SET PROBLEM
Reproduce exactly the final portion of the data: every line from the one containing "Give me a plain-text" through the last line, inclusive.

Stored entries
******************************
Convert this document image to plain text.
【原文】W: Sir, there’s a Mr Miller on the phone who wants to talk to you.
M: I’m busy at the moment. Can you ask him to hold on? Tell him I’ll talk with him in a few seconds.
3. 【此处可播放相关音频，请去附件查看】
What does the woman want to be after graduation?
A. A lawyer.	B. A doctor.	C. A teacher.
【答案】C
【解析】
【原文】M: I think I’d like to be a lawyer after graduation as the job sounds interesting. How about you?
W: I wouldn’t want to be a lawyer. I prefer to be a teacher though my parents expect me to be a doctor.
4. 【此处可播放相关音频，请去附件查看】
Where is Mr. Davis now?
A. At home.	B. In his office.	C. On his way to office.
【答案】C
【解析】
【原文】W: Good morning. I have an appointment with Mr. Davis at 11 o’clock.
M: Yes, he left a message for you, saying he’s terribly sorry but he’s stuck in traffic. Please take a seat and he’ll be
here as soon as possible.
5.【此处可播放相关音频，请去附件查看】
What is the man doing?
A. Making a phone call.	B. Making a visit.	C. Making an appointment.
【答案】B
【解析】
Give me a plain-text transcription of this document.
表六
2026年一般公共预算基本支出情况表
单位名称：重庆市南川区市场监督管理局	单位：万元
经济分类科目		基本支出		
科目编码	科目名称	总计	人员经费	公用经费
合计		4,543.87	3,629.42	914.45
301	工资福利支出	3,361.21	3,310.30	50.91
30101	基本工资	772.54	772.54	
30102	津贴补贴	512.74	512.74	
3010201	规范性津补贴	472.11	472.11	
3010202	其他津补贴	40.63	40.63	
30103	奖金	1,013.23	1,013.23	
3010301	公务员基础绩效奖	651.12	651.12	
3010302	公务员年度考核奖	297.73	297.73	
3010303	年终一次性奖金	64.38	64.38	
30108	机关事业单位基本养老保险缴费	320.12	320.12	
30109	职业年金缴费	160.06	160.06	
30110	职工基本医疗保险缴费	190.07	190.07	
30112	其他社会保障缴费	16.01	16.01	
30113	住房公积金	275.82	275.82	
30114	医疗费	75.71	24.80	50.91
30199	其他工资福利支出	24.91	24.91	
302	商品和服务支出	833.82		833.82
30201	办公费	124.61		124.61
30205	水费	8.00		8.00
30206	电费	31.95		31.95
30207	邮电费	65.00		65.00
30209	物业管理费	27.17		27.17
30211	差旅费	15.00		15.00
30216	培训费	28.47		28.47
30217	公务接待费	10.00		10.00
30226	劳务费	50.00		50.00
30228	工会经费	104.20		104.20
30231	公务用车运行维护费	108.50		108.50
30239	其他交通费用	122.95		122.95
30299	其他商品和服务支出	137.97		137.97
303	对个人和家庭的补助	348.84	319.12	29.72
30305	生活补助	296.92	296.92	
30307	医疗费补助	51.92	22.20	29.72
******************************
OUTPUT FOR THIS TASK
Give me a plain-text transcription of this document.
表六
2026年一般公共预算基本支出情况表
单位名称：重庆市南川区市场监督管理局	单位：万元
经济分类科目		基本支出		
科目编码	科目名称	总计	人员经费	公用经费
合计		4,543.87	3,629.42	914.45
301	工资福利支出	3,361.21	3,310.30	50.91
30101	基本工资	772.54	772.54	
30102	津贴补贴	512.74	512.74	
3010201	规范性津补贴	472.11	472.11	
3010202	其他津补贴	40.63	40.63	
30103	奖金	1,013.23	1,013.23	
3010301	公务员基础绩效奖	651.12	651.12	
3010302	公务员年度考核奖	297.73	297.73	
3010303	年终一次性奖金	64.38	64.38	
30108	机关事业单位基本养老保险缴费	320.12	320.12	
30109	职业年金缴费	160.06	160.06	
30110	职工基本医疗保险缴费	190.07	190.07	
30112	其他社会保障缴费	16.01	16.01	
30113	住房公积金	275.82	275.82	
30114	医疗费	75.71	24.80	50.91
30199	其他工资福利支出	24.91	24.91	
302	商品和服务支出	833.82		833.82
30201	办公费	124.61		124.61
30205	水费	8.00		8.00
30206	电费	31.95		31.95
30207	邮电费	65.00		65.00
30209	物业管理费	27.17		27.17
30211	差旅费	15.00		15.00
30216	培训费	28.47		28.47
30217	公务接待费	10.00		10.00
30226	劳务费	50.00		50.00
30228	工会经费	104.20		104.20
30231	公务用车运行维护费	108.50		108.50
30239	其他交通费用	122.95		122.95
30299	其他商品和服务支出	137.97		137.97
303	对个人和家庭的补助	348.84	319.12	29.72
30305	生活补助	296.92	296.92	
30307	医疗费补助	51.92	22.20	29.72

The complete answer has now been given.